**Challenge:** Give the entries again, word for word.

**Source data:**
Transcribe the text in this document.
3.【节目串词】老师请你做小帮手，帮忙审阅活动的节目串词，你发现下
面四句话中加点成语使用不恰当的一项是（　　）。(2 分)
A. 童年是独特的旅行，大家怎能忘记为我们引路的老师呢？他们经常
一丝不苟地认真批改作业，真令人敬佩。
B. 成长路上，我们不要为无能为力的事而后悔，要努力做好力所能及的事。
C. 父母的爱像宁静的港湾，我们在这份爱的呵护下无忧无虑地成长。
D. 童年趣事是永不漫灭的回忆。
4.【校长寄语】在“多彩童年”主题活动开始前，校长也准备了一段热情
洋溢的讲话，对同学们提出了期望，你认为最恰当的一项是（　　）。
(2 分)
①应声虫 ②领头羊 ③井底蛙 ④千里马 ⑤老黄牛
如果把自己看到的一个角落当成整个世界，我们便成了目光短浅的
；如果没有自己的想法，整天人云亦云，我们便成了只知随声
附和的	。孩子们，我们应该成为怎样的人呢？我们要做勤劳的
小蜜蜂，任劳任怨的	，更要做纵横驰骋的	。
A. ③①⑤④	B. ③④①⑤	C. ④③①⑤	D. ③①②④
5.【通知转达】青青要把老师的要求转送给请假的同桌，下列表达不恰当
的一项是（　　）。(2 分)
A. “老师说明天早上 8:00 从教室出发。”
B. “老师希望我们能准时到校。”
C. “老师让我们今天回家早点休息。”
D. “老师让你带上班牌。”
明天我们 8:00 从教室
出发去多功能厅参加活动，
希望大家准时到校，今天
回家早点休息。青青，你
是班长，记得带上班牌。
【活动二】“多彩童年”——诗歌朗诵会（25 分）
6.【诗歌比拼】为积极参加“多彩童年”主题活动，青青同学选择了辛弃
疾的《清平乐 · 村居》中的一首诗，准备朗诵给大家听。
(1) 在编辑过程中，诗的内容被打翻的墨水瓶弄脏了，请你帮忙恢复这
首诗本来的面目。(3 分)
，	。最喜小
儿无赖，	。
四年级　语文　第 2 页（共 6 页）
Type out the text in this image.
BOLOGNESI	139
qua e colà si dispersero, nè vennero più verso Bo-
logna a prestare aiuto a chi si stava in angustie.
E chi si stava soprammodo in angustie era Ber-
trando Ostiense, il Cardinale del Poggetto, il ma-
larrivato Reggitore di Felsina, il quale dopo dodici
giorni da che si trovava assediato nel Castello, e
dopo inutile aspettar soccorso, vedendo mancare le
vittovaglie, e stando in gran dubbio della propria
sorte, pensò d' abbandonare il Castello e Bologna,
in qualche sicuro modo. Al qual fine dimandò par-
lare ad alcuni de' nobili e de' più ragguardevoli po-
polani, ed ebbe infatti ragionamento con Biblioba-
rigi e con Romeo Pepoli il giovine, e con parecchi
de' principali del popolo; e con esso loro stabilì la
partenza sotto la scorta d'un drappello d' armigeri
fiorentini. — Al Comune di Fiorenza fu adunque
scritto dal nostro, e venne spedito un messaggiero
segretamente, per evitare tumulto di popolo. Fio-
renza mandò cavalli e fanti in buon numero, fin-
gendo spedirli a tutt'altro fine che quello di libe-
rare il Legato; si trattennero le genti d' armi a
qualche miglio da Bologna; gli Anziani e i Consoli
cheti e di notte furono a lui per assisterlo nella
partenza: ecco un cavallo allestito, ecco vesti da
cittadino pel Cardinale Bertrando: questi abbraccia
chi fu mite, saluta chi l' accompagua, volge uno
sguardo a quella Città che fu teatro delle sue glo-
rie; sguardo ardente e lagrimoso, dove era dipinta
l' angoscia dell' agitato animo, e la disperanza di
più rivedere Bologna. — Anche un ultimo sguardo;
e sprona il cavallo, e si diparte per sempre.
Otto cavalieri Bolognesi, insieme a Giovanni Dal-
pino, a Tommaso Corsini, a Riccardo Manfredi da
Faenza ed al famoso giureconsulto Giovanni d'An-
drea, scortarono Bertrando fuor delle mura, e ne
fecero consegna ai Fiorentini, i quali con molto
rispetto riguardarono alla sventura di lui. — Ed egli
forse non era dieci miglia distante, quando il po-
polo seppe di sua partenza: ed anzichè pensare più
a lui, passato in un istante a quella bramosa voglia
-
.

**Exercise solution:**
Transcribe the text in this document.
3.【节目串词】老师请你做小帮手，帮忙审阅活动的节目串词，你发现下
面四句话中加点成语使用不恰当的一项是（　　）。(2 分)
A. 童年是独特的旅行，大家怎能忘记为我们引路的老师呢？他们经常
一丝不苟地认真批改作业，真令人敬佩。
B. 成长路上，我们不要为无能为力的事而后悔，要努力做好力所能及的事。
C. 父母的爱像宁静的港湾，我们在这份爱的呵护下无忧无虑地成长。
D. 童年趣事是永不漫灭的回忆。
4.【校长寄语】在“多彩童年”主题活动开始前，校长也准备了一段热情
洋溢的讲话，对同学们提出了期望，你认为最恰当的一项是（　　）。
(2 分)
①应声虫 ②领头羊 ③井底蛙 ④千里马 ⑤老黄牛
如果把自己看到的一个角落当成整个世界，我们便成了目光短浅的
；如果没有自己的想法，整天人云亦云，我们便成了只知随声
附和的	。孩子们，我们应该成为怎样的人呢？我们要做勤劳的
小蜜蜂，任劳任怨的	，更要做纵横驰骋的	。
A. ③①⑤④	B. ③④①⑤	C. ④③①⑤	D. ③①②④
5.【通知转达】青青要把老师的要求转送给请假的同桌，下列表达不恰当
的一项是（　　）。(2 分)
A. “老师说明天早上 8:00 从教室出发。”
B. “老师希望我们能准时到校。”
C. “老师让我们今天回家早点休息。”
D. “老师让你带上班牌。”
明天我们 8:00 从教室
出发去多功能厅参加活动，
希望大家准时到校，今天
回家早点休息。青青，你
是班长，记得带上班牌。
【活动二】“多彩童年”——诗歌朗诵会（25 分）
6.【诗歌比拼】为积极参加“多彩童年”主题活动，青青同学选择了辛弃
疾的《清平乐 · 村居》中的一首诗，准备朗诵给大家听。
(1) 在编辑过程中，诗的内容被打翻的墨水瓶弄脏了，请你帮忙恢复这
首诗本来的面目。(3 分)
，	。最喜小
儿无赖，	。
四年级　语文　第 2 页（共 6 页）
Type out the text in this image.
BOLOGNESI	139
qua e colà si dispersero, nè vennero più verso Bo-
logna a prestare aiuto a chi si stava in angustie.
E chi si stava soprammodo in angustie era Ber-
trando Ostiense, il Cardinale del Poggetto, il ma-
larrivato Reggitore di Felsina, il quale dopo dodici
giorni da che si trovava assediato nel Castello, e
dopo inutile aspettar soccorso, vedendo mancare le
vittovaglie, e stando in gran dubbio della propria
sorte, pensò d' abbandonare il Castello e Bologna,
in qualche sicuro modo. Al qual fine dimandò par-
lare ad alcuni de' nobili e de' più ragguardevoli po-
polani, ed ebbe infatti ragionamento con Biblioba-
rigi e con Romeo Pepoli il giovine, e con parecchi
de' principali del popolo; e con esso loro stabilì la
partenza sotto la scorta d'un drappello d' armigeri
fiorentini. — Al Comune di Fiorenza fu adunque
scritto dal nostro, e venne spedito un messaggiero
segretamente, per evitare tumulto di popolo. Fio-
renza mandò cavalli e fanti in buon numero, fin-
gendo spedirli a tutt'altro fine che quello di libe-
rare il Legato; si trattennero le genti d' armi a
qualche miglio da Bologna; gli Anziani e i Consoli
cheti e di notte furono a lui per assisterlo nella
partenza: ecco un cavallo allestito, ecco vesti da
cittadino pel Cardinale Bertrando: questi abbraccia
chi fu mite, saluta chi l' accompagua, volge uno
sguardo a quella Città che fu teatro delle sue glo-
rie; sguardo ardente e lagrimoso, dove era dipinta
l' angoscia dell' agitato animo, e la disperanza di
più rivedere Bologna. — Anche un ultimo sguardo;
e sprona il cavallo, e si diparte per sempre.
Otto cavalieri Bolognesi, insieme a Giovanni Dal-
pino, a Tommaso Corsini, a Riccardo Manfredi da
Faenza ed al famoso giureconsulto Giovanni d'An-
drea, scortarono Bertrando fuor delle mura, e ne
fecero consegna ai Fiorentini, i quali con molto
rispetto riguardarono alla sventura di lui. — Ed egli
forse non era dieci miglia distante, quando il po-
polo seppe di sua partenza: ed anzichè pensare più
a lui, passato in un istante a quella bramosa voglia
-
.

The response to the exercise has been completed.